Rewrite the lines below with every "velocity-point" swapped for "speed-point", leaving everything else the same.
>> begin DATA RECORDS
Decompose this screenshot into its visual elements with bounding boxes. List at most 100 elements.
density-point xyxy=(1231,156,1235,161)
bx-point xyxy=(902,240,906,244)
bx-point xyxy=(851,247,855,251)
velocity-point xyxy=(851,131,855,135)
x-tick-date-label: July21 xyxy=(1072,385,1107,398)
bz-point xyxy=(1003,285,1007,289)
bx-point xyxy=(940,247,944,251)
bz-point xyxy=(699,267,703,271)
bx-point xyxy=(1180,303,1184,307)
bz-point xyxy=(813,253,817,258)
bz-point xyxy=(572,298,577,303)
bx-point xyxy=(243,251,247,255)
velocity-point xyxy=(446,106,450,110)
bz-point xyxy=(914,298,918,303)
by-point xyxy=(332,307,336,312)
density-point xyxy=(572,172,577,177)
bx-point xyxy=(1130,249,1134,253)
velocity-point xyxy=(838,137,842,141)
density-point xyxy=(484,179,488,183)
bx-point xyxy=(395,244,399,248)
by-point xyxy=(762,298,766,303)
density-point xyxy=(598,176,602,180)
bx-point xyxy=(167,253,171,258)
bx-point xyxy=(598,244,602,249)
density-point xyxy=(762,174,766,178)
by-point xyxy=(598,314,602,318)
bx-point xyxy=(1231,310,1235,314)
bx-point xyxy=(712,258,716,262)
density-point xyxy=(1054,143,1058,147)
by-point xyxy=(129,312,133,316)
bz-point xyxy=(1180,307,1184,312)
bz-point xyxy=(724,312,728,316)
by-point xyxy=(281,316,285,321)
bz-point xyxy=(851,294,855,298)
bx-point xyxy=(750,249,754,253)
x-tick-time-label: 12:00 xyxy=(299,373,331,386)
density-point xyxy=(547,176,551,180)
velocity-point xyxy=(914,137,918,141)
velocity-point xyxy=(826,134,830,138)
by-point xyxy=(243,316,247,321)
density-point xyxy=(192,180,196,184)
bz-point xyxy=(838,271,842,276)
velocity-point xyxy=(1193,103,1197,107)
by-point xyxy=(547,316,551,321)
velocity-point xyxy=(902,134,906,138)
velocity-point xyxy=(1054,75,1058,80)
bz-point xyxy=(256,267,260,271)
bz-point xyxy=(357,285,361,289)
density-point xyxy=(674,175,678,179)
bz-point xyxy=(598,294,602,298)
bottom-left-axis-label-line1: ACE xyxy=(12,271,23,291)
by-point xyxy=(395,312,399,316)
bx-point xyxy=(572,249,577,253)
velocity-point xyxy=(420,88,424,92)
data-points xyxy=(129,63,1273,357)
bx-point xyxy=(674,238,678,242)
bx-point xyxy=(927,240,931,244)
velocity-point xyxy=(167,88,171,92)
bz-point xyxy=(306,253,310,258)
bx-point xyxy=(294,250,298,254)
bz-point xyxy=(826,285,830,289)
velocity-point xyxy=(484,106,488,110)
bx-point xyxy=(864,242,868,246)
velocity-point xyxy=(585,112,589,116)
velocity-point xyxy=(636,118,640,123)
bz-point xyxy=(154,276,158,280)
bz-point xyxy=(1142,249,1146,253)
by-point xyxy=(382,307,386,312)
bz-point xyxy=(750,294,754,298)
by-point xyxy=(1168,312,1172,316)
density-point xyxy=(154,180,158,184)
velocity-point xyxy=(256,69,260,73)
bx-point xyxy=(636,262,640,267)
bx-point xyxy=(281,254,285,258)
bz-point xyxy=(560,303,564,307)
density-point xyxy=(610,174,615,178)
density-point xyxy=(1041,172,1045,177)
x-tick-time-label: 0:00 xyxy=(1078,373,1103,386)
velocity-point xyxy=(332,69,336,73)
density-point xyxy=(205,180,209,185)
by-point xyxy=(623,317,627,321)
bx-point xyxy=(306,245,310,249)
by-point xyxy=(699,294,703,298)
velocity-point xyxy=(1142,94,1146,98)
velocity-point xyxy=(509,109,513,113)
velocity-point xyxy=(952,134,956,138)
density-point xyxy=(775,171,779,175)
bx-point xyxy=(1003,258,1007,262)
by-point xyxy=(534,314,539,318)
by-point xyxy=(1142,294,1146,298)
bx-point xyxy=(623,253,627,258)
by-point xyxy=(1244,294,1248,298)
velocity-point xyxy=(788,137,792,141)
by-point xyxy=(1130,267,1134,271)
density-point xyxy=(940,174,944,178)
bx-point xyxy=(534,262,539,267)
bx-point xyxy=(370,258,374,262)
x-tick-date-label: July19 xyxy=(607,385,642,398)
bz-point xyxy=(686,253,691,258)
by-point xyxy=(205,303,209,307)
>> end DATA RECORDS
▶ [THE SOLUTION]:
Decompose this screenshot into its visual elements with bounding boxes. List at most 100 elements.
density-point xyxy=(1231,156,1235,161)
bx-point xyxy=(902,240,906,244)
bx-point xyxy=(851,247,855,251)
speed-point xyxy=(851,131,855,135)
x-tick-date-label: July21 xyxy=(1072,385,1107,398)
bz-point xyxy=(1003,285,1007,289)
bx-point xyxy=(940,247,944,251)
bz-point xyxy=(699,267,703,271)
bx-point xyxy=(1180,303,1184,307)
bz-point xyxy=(813,253,817,258)
bz-point xyxy=(572,298,577,303)
bx-point xyxy=(243,251,247,255)
speed-point xyxy=(446,106,450,110)
bz-point xyxy=(914,298,918,303)
by-point xyxy=(332,307,336,312)
density-point xyxy=(572,172,577,177)
bx-point xyxy=(1130,249,1134,253)
speed-point xyxy=(838,137,842,141)
density-point xyxy=(484,179,488,183)
bx-point xyxy=(395,244,399,248)
by-point xyxy=(762,298,766,303)
density-point xyxy=(598,176,602,180)
bx-point xyxy=(167,253,171,258)
bx-point xyxy=(598,244,602,249)
density-point xyxy=(762,174,766,178)
by-point xyxy=(598,314,602,318)
bx-point xyxy=(1231,310,1235,314)
bx-point xyxy=(712,258,716,262)
density-point xyxy=(1054,143,1058,147)
by-point xyxy=(129,312,133,316)
bz-point xyxy=(1180,307,1184,312)
bz-point xyxy=(724,312,728,316)
by-point xyxy=(281,316,285,321)
bz-point xyxy=(851,294,855,298)
bx-point xyxy=(750,249,754,253)
x-tick-time-label: 12:00 xyxy=(299,373,331,386)
density-point xyxy=(547,176,551,180)
speed-point xyxy=(914,137,918,141)
speed-point xyxy=(826,134,830,138)
by-point xyxy=(243,316,247,321)
density-point xyxy=(192,180,196,184)
bz-point xyxy=(838,271,842,276)
speed-point xyxy=(1193,103,1197,107)
by-point xyxy=(547,316,551,321)
speed-point xyxy=(902,134,906,138)
speed-point xyxy=(1054,75,1058,80)
bz-point xyxy=(256,267,260,271)
bz-point xyxy=(357,285,361,289)
density-point xyxy=(674,175,678,179)
bz-point xyxy=(598,294,602,298)
bottom-left-axis-label-line1: ACE xyxy=(12,271,23,291)
by-point xyxy=(395,312,399,316)
bx-point xyxy=(572,249,577,253)
speed-point xyxy=(420,88,424,92)
data-points xyxy=(129,63,1273,357)
bx-point xyxy=(674,238,678,242)
bx-point xyxy=(927,240,931,244)
speed-point xyxy=(167,88,171,92)
bz-point xyxy=(306,253,310,258)
bx-point xyxy=(294,250,298,254)
bz-point xyxy=(826,285,830,289)
speed-point xyxy=(484,106,488,110)
bx-point xyxy=(864,242,868,246)
speed-point xyxy=(585,112,589,116)
speed-point xyxy=(636,118,640,123)
bz-point xyxy=(154,276,158,280)
bz-point xyxy=(1142,249,1146,253)
by-point xyxy=(382,307,386,312)
bz-point xyxy=(750,294,754,298)
by-point xyxy=(1168,312,1172,316)
density-point xyxy=(154,180,158,184)
speed-point xyxy=(256,69,260,73)
bx-point xyxy=(636,262,640,267)
bx-point xyxy=(281,254,285,258)
bz-point xyxy=(560,303,564,307)
density-point xyxy=(610,174,615,178)
density-point xyxy=(1041,172,1045,177)
x-tick-time-label: 0:00 xyxy=(1078,373,1103,386)
speed-point xyxy=(332,69,336,73)
density-point xyxy=(205,180,209,185)
by-point xyxy=(623,317,627,321)
bx-point xyxy=(306,245,310,249)
by-point xyxy=(699,294,703,298)
speed-point xyxy=(1142,94,1146,98)
speed-point xyxy=(509,109,513,113)
speed-point xyxy=(952,134,956,138)
density-point xyxy=(775,171,779,175)
bx-point xyxy=(1003,258,1007,262)
by-point xyxy=(534,314,539,318)
by-point xyxy=(1142,294,1146,298)
bx-point xyxy=(623,253,627,258)
by-point xyxy=(1244,294,1248,298)
speed-point xyxy=(788,137,792,141)
by-point xyxy=(1130,267,1134,271)
density-point xyxy=(940,174,944,178)
bx-point xyxy=(534,262,539,267)
bx-point xyxy=(370,258,374,262)
x-tick-date-label: July19 xyxy=(607,385,642,398)
bz-point xyxy=(686,253,691,258)
by-point xyxy=(205,303,209,307)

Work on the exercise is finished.